INSTRUCTIONS TO FOLLOW: From the entries below, please gather each line containing the string "CONVERSATIONS".
———
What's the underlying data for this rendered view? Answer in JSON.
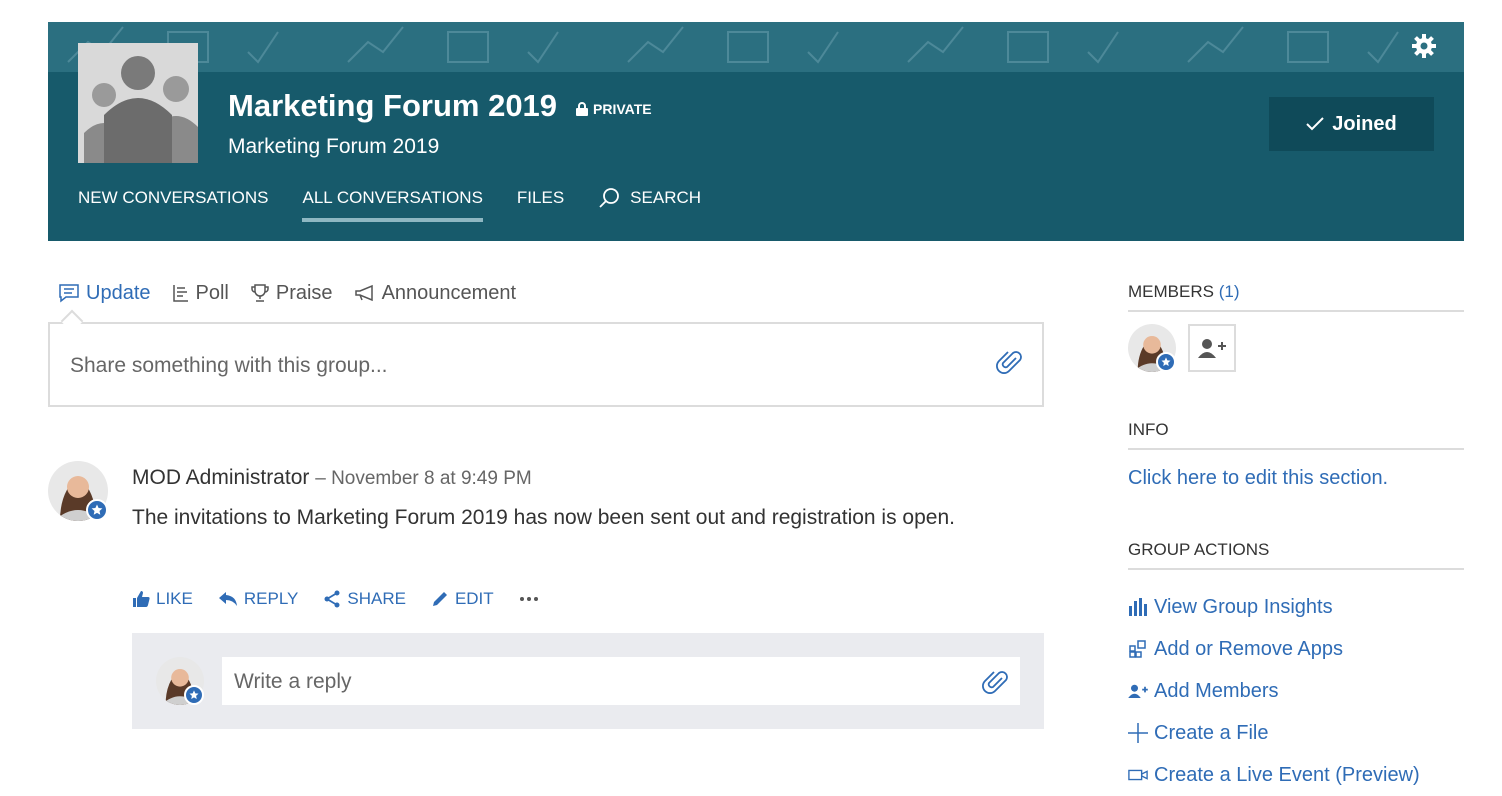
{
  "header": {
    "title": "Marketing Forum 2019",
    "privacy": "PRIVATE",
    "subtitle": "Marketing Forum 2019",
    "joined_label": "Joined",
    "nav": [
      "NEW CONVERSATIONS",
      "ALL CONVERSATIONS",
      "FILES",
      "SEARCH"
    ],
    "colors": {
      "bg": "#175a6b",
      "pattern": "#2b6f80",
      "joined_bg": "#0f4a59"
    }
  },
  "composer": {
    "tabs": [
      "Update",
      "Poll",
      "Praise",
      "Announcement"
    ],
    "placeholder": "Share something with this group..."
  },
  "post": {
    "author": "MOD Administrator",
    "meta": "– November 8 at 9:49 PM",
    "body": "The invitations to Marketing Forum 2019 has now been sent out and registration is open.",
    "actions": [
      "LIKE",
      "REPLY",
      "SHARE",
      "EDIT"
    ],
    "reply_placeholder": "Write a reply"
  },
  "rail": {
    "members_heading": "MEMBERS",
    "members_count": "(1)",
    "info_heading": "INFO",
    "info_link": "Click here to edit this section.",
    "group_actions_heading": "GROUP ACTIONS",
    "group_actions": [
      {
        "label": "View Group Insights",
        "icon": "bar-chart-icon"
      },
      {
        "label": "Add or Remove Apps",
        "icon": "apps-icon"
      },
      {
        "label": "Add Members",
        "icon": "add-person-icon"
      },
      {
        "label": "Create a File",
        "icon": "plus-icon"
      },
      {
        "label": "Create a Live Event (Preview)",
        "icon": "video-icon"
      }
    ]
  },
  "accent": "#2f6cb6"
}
———
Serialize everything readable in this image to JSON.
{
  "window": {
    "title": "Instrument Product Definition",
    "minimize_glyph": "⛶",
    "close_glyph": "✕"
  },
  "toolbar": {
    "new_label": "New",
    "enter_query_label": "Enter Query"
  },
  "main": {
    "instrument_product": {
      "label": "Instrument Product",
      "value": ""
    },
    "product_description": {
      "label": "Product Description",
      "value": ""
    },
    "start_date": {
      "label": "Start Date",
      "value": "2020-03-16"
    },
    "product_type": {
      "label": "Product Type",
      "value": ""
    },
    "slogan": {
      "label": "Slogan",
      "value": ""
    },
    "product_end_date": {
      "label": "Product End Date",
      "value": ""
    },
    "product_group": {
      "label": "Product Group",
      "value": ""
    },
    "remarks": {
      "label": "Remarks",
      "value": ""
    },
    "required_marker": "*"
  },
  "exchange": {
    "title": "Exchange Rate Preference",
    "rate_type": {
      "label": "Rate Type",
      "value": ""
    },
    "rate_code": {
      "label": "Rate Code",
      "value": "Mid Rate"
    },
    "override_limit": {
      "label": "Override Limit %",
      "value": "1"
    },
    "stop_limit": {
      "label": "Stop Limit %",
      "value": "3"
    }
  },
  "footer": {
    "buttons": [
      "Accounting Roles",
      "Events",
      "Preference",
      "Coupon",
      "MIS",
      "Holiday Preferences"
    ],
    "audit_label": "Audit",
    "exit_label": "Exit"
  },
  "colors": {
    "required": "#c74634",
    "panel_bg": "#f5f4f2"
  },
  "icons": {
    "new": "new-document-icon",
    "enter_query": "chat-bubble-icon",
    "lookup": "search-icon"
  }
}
———
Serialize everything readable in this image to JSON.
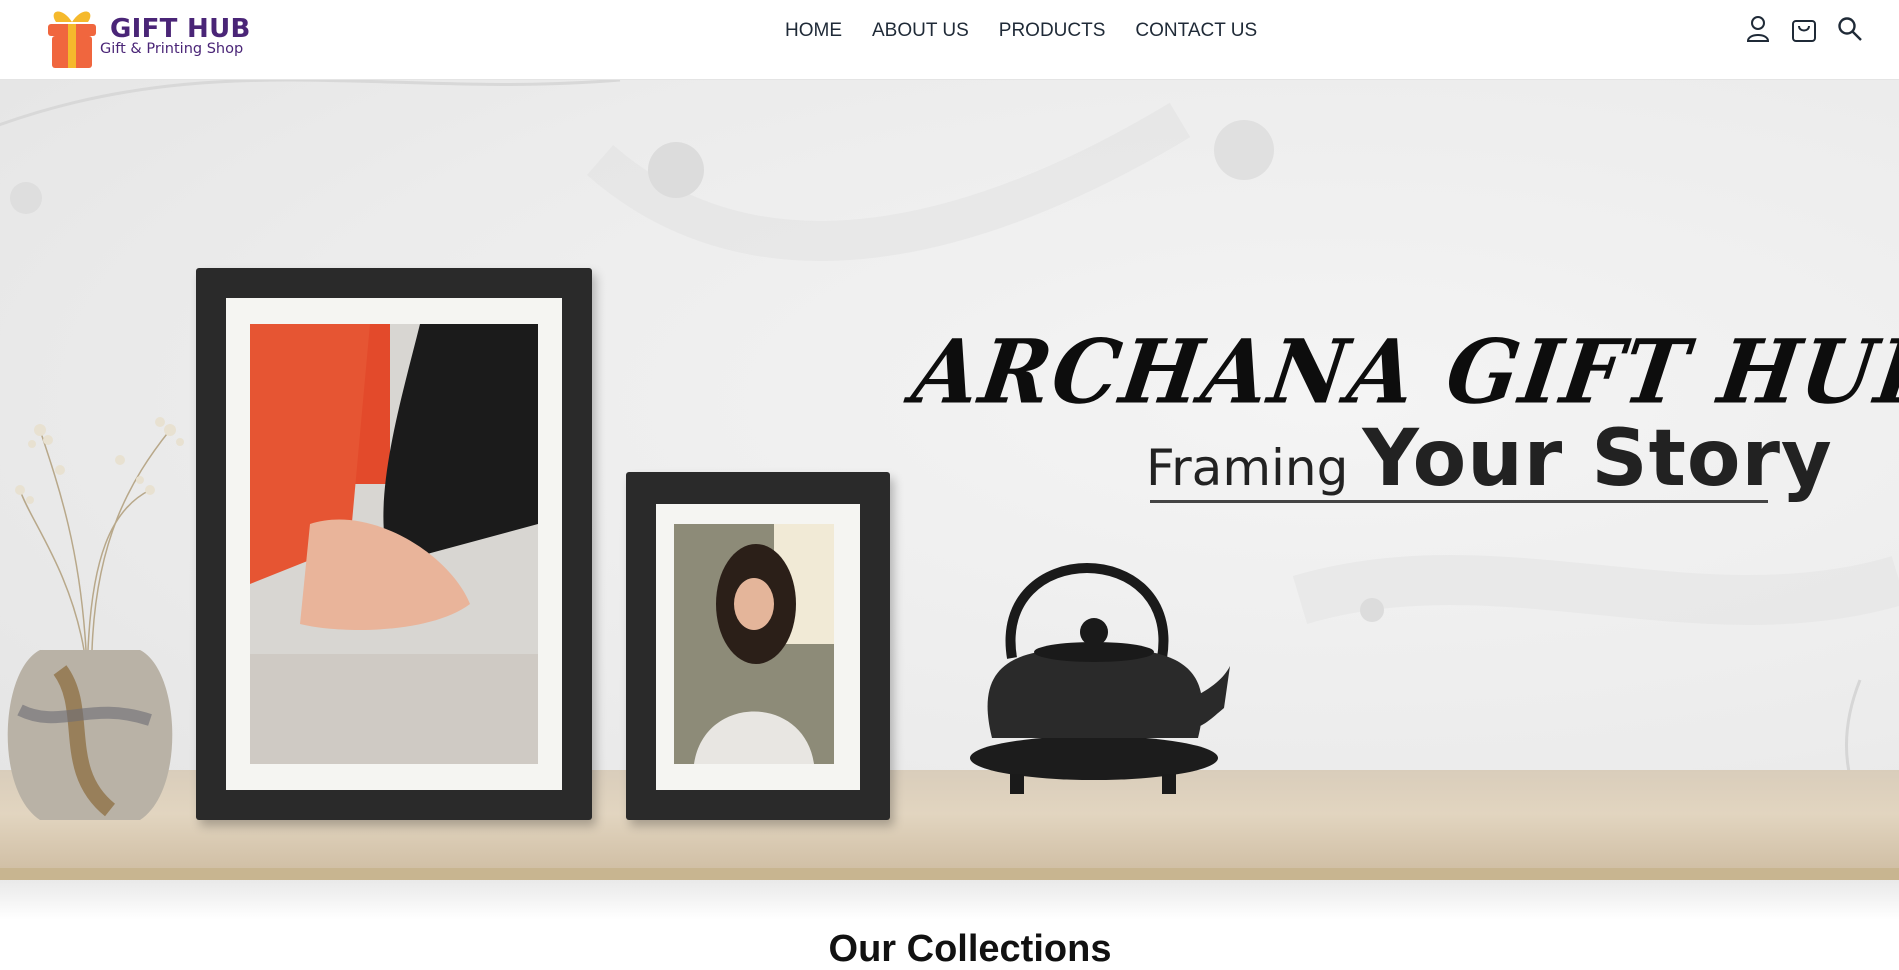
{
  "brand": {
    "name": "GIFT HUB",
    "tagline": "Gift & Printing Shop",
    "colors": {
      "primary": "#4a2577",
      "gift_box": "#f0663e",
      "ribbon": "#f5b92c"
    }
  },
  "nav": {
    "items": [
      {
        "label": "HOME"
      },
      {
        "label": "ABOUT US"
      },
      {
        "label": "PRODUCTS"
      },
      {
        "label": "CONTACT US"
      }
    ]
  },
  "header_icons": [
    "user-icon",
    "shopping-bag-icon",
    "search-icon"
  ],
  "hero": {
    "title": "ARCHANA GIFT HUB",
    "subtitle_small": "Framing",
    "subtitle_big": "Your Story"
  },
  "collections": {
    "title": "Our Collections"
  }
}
———
RESULT:
      "NEW CONVERSATIONS",
      "ALL CONVERSATIONS",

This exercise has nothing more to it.